**Entries supplied**

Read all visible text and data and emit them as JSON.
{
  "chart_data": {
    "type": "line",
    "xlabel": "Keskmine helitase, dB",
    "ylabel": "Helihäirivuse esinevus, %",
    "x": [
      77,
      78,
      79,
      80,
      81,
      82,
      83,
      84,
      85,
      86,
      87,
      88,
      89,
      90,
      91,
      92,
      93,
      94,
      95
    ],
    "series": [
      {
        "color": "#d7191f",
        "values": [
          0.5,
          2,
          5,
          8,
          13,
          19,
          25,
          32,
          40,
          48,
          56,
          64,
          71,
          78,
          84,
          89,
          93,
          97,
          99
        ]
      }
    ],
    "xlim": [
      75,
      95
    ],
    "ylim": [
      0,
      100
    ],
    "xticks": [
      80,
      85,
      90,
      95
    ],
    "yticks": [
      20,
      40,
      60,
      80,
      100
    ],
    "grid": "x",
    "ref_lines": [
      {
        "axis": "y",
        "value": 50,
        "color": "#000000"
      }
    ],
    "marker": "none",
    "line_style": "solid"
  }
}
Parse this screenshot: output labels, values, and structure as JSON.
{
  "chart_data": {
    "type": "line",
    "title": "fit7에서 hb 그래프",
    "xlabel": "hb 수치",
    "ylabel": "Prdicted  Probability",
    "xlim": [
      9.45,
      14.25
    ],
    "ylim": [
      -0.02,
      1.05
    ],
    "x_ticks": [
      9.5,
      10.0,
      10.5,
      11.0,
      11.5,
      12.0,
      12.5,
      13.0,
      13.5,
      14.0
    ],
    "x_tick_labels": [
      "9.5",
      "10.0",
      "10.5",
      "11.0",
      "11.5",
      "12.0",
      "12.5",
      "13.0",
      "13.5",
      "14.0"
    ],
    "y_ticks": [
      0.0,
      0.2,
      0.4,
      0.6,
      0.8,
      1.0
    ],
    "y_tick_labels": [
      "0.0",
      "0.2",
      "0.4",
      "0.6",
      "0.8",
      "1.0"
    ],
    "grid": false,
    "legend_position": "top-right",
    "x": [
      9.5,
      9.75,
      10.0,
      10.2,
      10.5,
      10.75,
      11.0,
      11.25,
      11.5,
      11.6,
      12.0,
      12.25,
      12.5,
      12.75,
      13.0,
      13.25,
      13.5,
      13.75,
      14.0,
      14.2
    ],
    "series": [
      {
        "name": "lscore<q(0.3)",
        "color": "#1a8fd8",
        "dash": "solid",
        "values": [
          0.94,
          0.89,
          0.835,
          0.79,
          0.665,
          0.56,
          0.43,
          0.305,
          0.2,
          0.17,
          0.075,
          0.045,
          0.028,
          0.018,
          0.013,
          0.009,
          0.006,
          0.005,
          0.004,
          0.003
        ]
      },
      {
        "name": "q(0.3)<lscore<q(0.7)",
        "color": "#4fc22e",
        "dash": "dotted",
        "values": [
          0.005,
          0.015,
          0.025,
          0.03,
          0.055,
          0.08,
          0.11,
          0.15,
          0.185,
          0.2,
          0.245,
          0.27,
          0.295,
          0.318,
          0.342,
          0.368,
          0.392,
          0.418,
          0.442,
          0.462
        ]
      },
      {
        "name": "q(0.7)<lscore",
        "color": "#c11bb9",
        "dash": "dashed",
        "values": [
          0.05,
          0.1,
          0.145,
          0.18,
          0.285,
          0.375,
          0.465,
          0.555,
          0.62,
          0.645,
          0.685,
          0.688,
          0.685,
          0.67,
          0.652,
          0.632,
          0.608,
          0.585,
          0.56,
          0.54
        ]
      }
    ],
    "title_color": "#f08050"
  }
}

**Your objective**
Check every line for "name" and show the ones that have it.

**Expected answer**
        "name": "lscore<q(0.3)",
        "name": "q(0.3)<lscore<q(0.7)",
        "name": "q(0.7)<lscore",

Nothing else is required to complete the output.